• _EXERCISE INPUT_:
++++++++
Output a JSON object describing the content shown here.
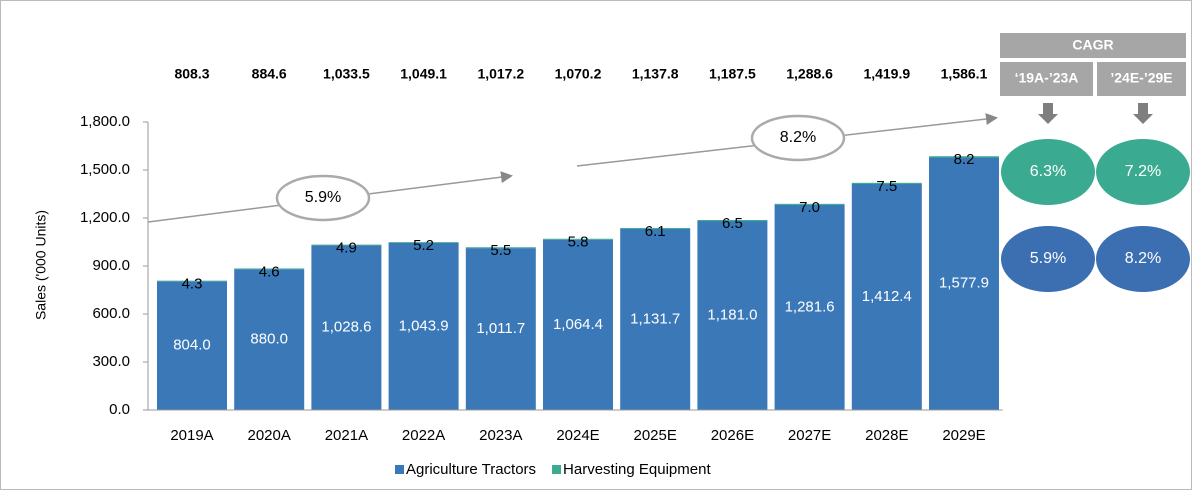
{
  "chart_data": {
    "type": "stacked_bar",
    "y_label": "Sales ('000 Units)",
    "categories": [
      "2019A",
      "2020A",
      "2021A",
      "2022A",
      "2023A",
      "2024E",
      "2025E",
      "2026E",
      "2027E",
      "2028E",
      "2029E"
    ],
    "series": [
      {
        "name": "Agriculture Tractors",
        "color": "#3b78b8",
        "values": [
          804.0,
          880.0,
          1028.6,
          1043.9,
          1011.7,
          1064.4,
          1131.7,
          1181.0,
          1281.6,
          1412.4,
          1577.9
        ],
        "value_labels": [
          "804.0",
          "880.0",
          "1,028.6",
          "1,043.9",
          "1,011.7",
          "1,064.4",
          "1,131.7",
          "1,181.0",
          "1,281.6",
          "1,412.4",
          "1,577.9"
        ]
      },
      {
        "name": "Harvesting Equipment",
        "color": "#3aab90",
        "values": [
          4.3,
          4.6,
          4.9,
          5.2,
          5.5,
          5.8,
          6.1,
          6.5,
          7.0,
          7.5,
          8.2
        ],
        "value_labels": [
          "4.3",
          "4.6",
          "4.9",
          "5.2",
          "5.5",
          "5.8",
          "6.1",
          "6.5",
          "7.0",
          "7.5",
          "8.2"
        ]
      }
    ],
    "totals": [
      "808.3",
      "884.6",
      "1,033.5",
      "1,049.1",
      "1,017.2",
      "1,070.2",
      "1,137.8",
      "1,187.5",
      "1,288.6",
      "1,419.9",
      "1,586.1"
    ],
    "ylim": [
      0,
      1800
    ],
    "yticks": [
      {
        "value": 0,
        "label": "0.0"
      },
      {
        "value": 300,
        "label": "300.0"
      },
      {
        "value": 600,
        "label": "600.0"
      },
      {
        "value": 900,
        "label": "900.0"
      },
      {
        "value": 1200,
        "label": "1,200.0"
      },
      {
        "value": 1500,
        "label": "1,500.0"
      },
      {
        "value": 1800,
        "label": "1,800.0"
      }
    ],
    "annotations": [
      "5.9%",
      "8.2%"
    ],
    "legend": "bottom"
  },
  "cagr": {
    "title": "CAGR",
    "columns": [
      "‘19A-’23A",
      "’24E-’29E"
    ],
    "rows": [
      {
        "color": "#3aab90",
        "values": [
          "6.3%",
          "7.2%"
        ]
      },
      {
        "color": "#3b6fb2",
        "values": [
          "5.9%",
          "8.2%"
        ]
      }
    ]
  }
}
++++++++
• _PROMPT_:
Copy every record above exactly, leaving out the pictures.

• _SOLUTION FOR THIS PROBLEM_:
Output a JSON object describing the content shown here.
{
  "chart_data": {
    "type": "stacked_bar",
    "y_label": "Sales ('000 Units)",
    "categories": [
      "2019A",
      "2020A",
      "2021A",
      "2022A",
      "2023A",
      "2024E",
      "2025E",
      "2026E",
      "2027E",
      "2028E",
      "2029E"
    ],
    "series": [
      {
        "name": "Agriculture Tractors",
        "color": "#3b78b8",
        "values": [
          804.0,
          880.0,
          1028.6,
          1043.9,
          1011.7,
          1064.4,
          1131.7,
          1181.0,
          1281.6,
          1412.4,
          1577.9
        ],
        "value_labels": [
          "804.0",
          "880.0",
          "1,028.6",
          "1,043.9",
          "1,011.7",
          "1,064.4",
          "1,131.7",
          "1,181.0",
          "1,281.6",
          "1,412.4",
          "1,577.9"
        ]
      },
      {
        "name": "Harvesting Equipment",
        "color": "#3aab90",
        "values": [
          4.3,
          4.6,
          4.9,
          5.2,
          5.5,
          5.8,
          6.1,
          6.5,
          7.0,
          7.5,
          8.2
        ],
        "value_labels": [
          "4.3",
          "4.6",
          "4.9",
          "5.2",
          "5.5",
          "5.8",
          "6.1",
          "6.5",
          "7.0",
          "7.5",
          "8.2"
        ]
      }
    ],
    "totals": [
      "808.3",
      "884.6",
      "1,033.5",
      "1,049.1",
      "1,017.2",
      "1,070.2",
      "1,137.8",
      "1,187.5",
      "1,288.6",
      "1,419.9",
      "1,586.1"
    ],
    "ylim": [
      0,
      1800
    ],
    "yticks": [
      {
        "value": 0,
        "label": "0.0"
      },
      {
        "value": 300,
        "label": "300.0"
      },
      {
        "value": 600,
        "label": "600.0"
      },
      {
        "value": 900,
        "label": "900.0"
      },
      {
        "value": 1200,
        "label": "1,200.0"
      },
      {
        "value": 1500,
        "label": "1,500.0"
      },
      {
        "value": 1800,
        "label": "1,800.0"
      }
    ],
    "annotations": [
      "5.9%",
      "8.2%"
    ],
    "legend": "bottom"
  },
  "cagr": {
    "title": "CAGR",
    "columns": [
      "‘19A-’23A",
      "’24E-’29E"
    ],
    "rows": [
      {
        "color": "#3aab90",
        "values": [
          "6.3%",
          "7.2%"
        ]
      },
      {
        "color": "#3b6fb2",
        "values": [
          "5.9%",
          "8.2%"
        ]
      }
    ]
  }
}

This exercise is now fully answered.